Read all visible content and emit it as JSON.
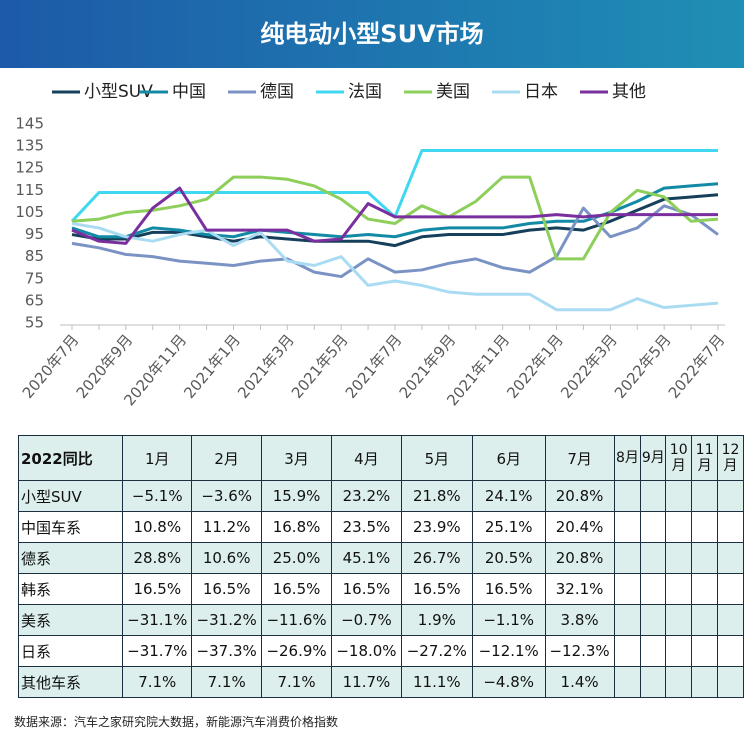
{
  "header": {
    "title": "纯电动小型SUV市场"
  },
  "chart_data": {
    "type": "line",
    "categories": [
      "2020年7月",
      null,
      "2020年9月",
      null,
      "2020年11月",
      null,
      "2021年1月",
      null,
      "2021年3月",
      null,
      "2021年5月",
      null,
      "2021年7月",
      null,
      "2021年9月",
      null,
      "2021年11月",
      null,
      "2022年1月",
      null,
      "2022年3月",
      null,
      "2022年5月",
      null,
      "2022年7月"
    ],
    "ylim": [
      55,
      145
    ],
    "yticks": [
      55,
      65,
      75,
      85,
      95,
      105,
      115,
      125,
      135,
      145
    ],
    "grid": false,
    "legend": "top",
    "series": [
      {
        "name": "小型SUV",
        "color": "#163f5c",
        "values": [
          95,
          93,
          93,
          96,
          96,
          94,
          92,
          94,
          93,
          92,
          92,
          92,
          90,
          94,
          95,
          95,
          95,
          97,
          98,
          97,
          101,
          106,
          111,
          112,
          113
        ]
      },
      {
        "name": "中国",
        "color": "#138aa5",
        "values": [
          98,
          94,
          94,
          98,
          97,
          95,
          94,
          97,
          96,
          95,
          94,
          95,
          94,
          97,
          98,
          98,
          98,
          100,
          101,
          101,
          105,
          110,
          116,
          117,
          118
        ]
      },
      {
        "name": "德国",
        "color": "#7b93c4",
        "values": [
          91,
          89,
          86,
          85,
          83,
          82,
          81,
          83,
          84,
          78,
          76,
          84,
          78,
          79,
          82,
          84,
          80,
          78,
          85,
          107,
          94,
          98,
          108,
          104,
          95
        ]
      },
      {
        "name": "法国",
        "color": "#3fd8f0",
        "values": [
          101,
          114,
          114,
          114,
          114,
          114,
          114,
          114,
          114,
          114,
          114,
          114,
          103,
          133,
          133,
          133,
          133,
          133,
          133,
          133,
          133,
          133,
          133,
          133,
          133
        ]
      },
      {
        "name": "美国",
        "color": "#8dcf5a",
        "values": [
          101,
          102,
          105,
          106,
          108,
          111,
          121,
          121,
          120,
          117,
          111,
          102,
          100,
          108,
          103,
          110,
          121,
          121,
          84,
          84,
          105,
          115,
          112,
          101,
          102
        ]
      },
      {
        "name": "日本",
        "color": "#a9dcf2",
        "values": [
          100,
          98,
          94,
          92,
          95,
          97,
          90,
          96,
          83,
          81,
          85,
          72,
          74,
          72,
          69,
          68,
          68,
          68,
          61,
          61,
          61,
          66,
          62,
          63,
          64
        ]
      },
      {
        "name": "其他",
        "color": "#7a2f9e",
        "values": [
          97,
          92,
          91,
          107,
          116,
          97,
          97,
          97,
          97,
          92,
          93,
          109,
          103,
          103,
          103,
          103,
          103,
          103,
          104,
          103,
          104,
          104,
          104,
          104,
          104
        ]
      }
    ]
  },
  "table": {
    "header": [
      "2022同比",
      "1月",
      "2月",
      "3月",
      "4月",
      "5月",
      "6月",
      "7月",
      "8月",
      "9月",
      "10月",
      "11月",
      "12月"
    ],
    "rows": [
      [
        "小型SUV",
        "−5.1%",
        "−3.6%",
        "15.9%",
        "23.2%",
        "21.8%",
        "24.1%",
        "20.8%"
      ],
      [
        "中国车系",
        "10.8%",
        "11.2%",
        "16.8%",
        "23.5%",
        "23.9%",
        "25.1%",
        "20.4%"
      ],
      [
        "德系",
        "28.8%",
        "10.6%",
        "25.0%",
        "45.1%",
        "26.7%",
        "20.5%",
        "20.8%"
      ],
      [
        "韩系",
        "16.5%",
        "16.5%",
        "16.5%",
        "16.5%",
        "16.5%",
        "16.5%",
        "32.1%"
      ],
      [
        "美系",
        "−31.1%",
        "−31.2%",
        "−11.6%",
        "−0.7%",
        "1.9%",
        "−1.1%",
        "3.8%"
      ],
      [
        "日系",
        "−31.7%",
        "−37.3%",
        "−26.9%",
        "−18.0%",
        "−27.2%",
        "−12.1%",
        "−12.3%"
      ],
      [
        "其他车系",
        "7.1%",
        "7.1%",
        "7.1%",
        "11.7%",
        "11.1%",
        "−4.8%",
        "1.4%"
      ]
    ]
  },
  "footer": {
    "source": "数据来源：汽车之家研究院大数据，新能源汽车消费价格指数"
  }
}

----

# [Set problem]
Your answer should be a single number: how many lines of the material contain the word "name".

# [Complete answer]
7